Beginning with the line that contains "OCR this image.", reproduce the remaining lines of the material exactly, up to and including the last one, but no pictures.

Dataset entries
____________________
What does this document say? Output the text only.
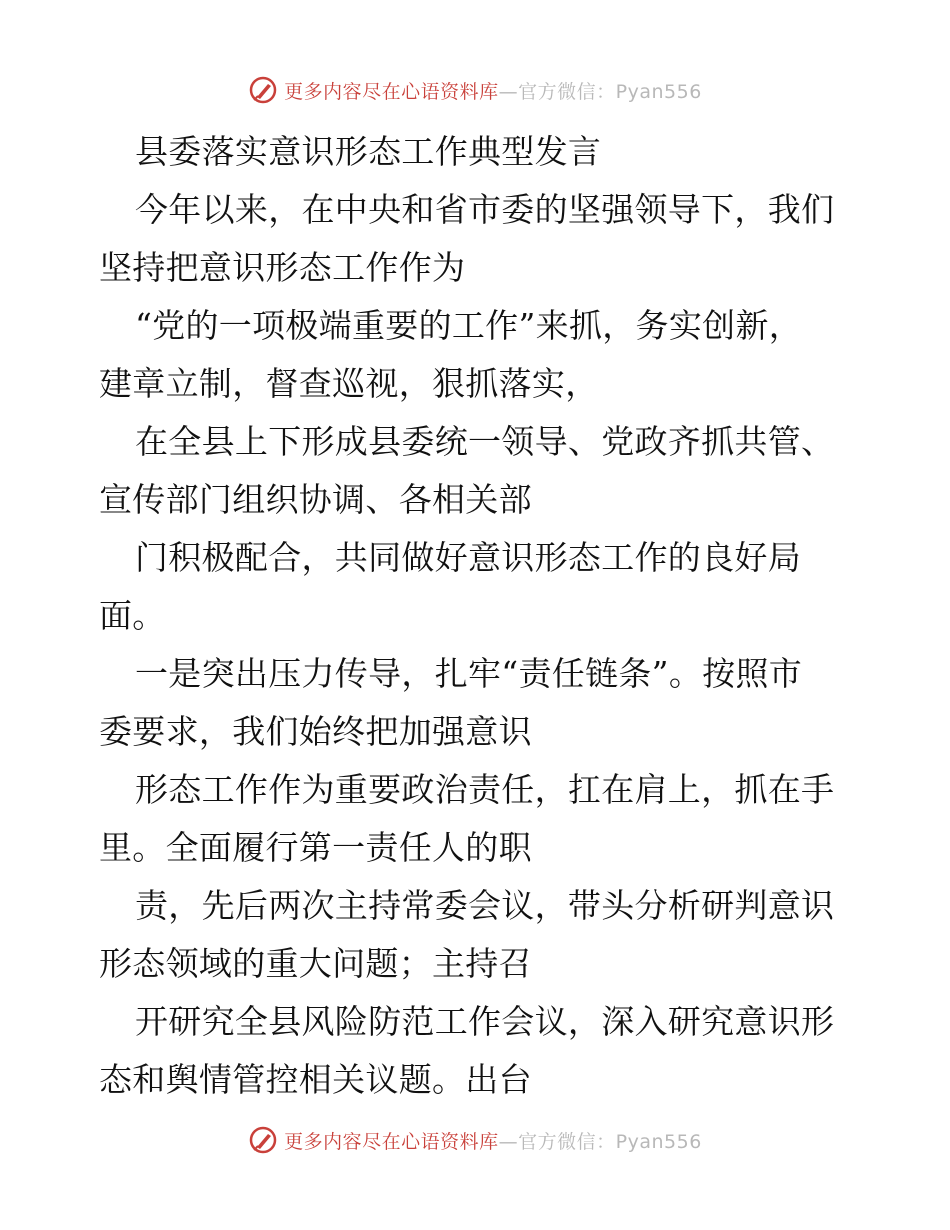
更多内容尽在心语资料库—官方微信：Pyan556
县委落实意识形态工作典型发言
今年以来，在中央和省市委的坚强领导下，我们
坚持把意识形态工作作为
“党的一项极端重要的工作”来抓，务实创新，
建章立制，督查巡视，狠抓落实，
在全县上下形成县委统一领导、党政齐抓共管、
宣传部门组织协调、各相关部
门积极配合，共同做好意识形态工作的良好局
面。
一是突出压力传导，扎牢“责任链条”。按照市
委要求，我们始终把加强意识
形态工作作为重要政治责任，扛在肩上，抓在手
里。全面履行第一责任人的职
责，先后两次主持常委会议，带头分析研判意识
形态领域的重大问题；主持召
开研究全县风险防范工作会议，深入研究意识形
态和舆情管控相关议题。出台
更多内容尽在心语资料库—官方微信：Pyan556
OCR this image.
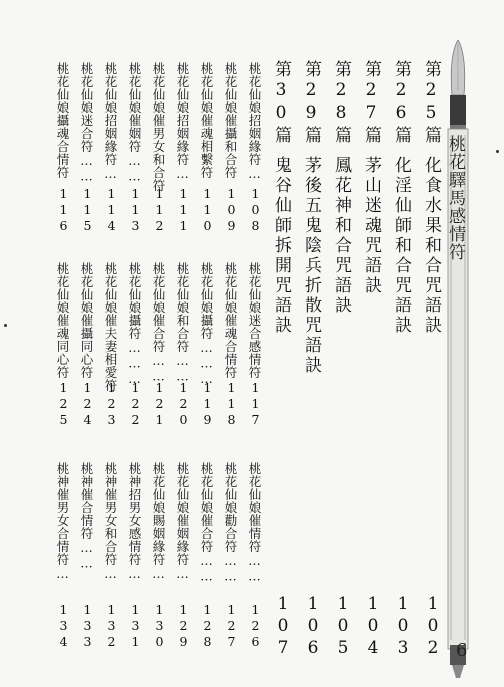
桃花驛馬感情符
6
第25篇化食水果和合咒語訣
102
第26篇化淫仙師和合咒語訣
103
第27篇茅山迷魂咒語訣
104
第28篇鳳花神和合咒語訣
105
第29篇茅後五鬼陰兵折散咒語訣
106
第30篇鬼谷仙師拆開咒語訣
107
桃花仙娘招姻緣符…
108
桃花仙娘催攝和合符
109
桃花仙娘催魂相繫符
110
桃花仙娘招姻緣符…
111
桃花仙娘催男女和合符
112
桃花仙娘催姻符……
113
桃花仙娘招姻緣符…
114
桃花仙娘迷合符……
115
桃花仙娘攝魂合情符
116
桃花仙娘迷合感情符
117
桃花仙娘催魂合情符
118
桃花仙娘攝符………
119
桃花仙娘和合符……
120
桃花仙娘催合符……
121
桃花仙娘攝符………
122
桃花仙娘催夫妻相愛符
123
桃花仙娘催攝同心符
124
桃花仙娘催魂同心符
125
桃花仙娘催情符……
126
桃花仙娘勸合符……
127
桃花仙娘催合符……
128
桃花仙娘催姻緣符…
129
桃花仙娘賜姻緣符…
130
桃神招男女感情符…
131
桃神催男女和合符…
132
桃神催合情符……
133
桃神催男女合情符…
134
____________________
Solution for this exercise:
OCR this image.
桃花驛馬感情符
6
第25篇化食水果和合咒語訣
102
第26篇化淫仙師和合咒語訣
103
第27篇茅山迷魂咒語訣
104
第28篇鳳花神和合咒語訣
105
第29篇茅後五鬼陰兵折散咒語訣
106
第30篇鬼谷仙師拆開咒語訣
107
桃花仙娘招姻緣符…
108
桃花仙娘催攝和合符
109
桃花仙娘催魂相繫符
110
桃花仙娘招姻緣符…
111
桃花仙娘催男女和合符
112
桃花仙娘催姻符……
113
桃花仙娘招姻緣符…
114
桃花仙娘迷合符……
115
桃花仙娘攝魂合情符
116
桃花仙娘迷合感情符
117
桃花仙娘催魂合情符
118
桃花仙娘攝符………
119
桃花仙娘和合符……
120
桃花仙娘催合符……
121
桃花仙娘攝符………
122
桃花仙娘催夫妻相愛符
123
桃花仙娘催攝同心符
124
桃花仙娘催魂同心符
125
桃花仙娘催情符……
126
桃花仙娘勸合符……
127
桃花仙娘催合符……
128
桃花仙娘催姻緣符…
129
桃花仙娘賜姻緣符…
130
桃神招男女感情符…
131
桃神催男女和合符…
132
桃神催合情符……
133
桃神催男女合情符…
134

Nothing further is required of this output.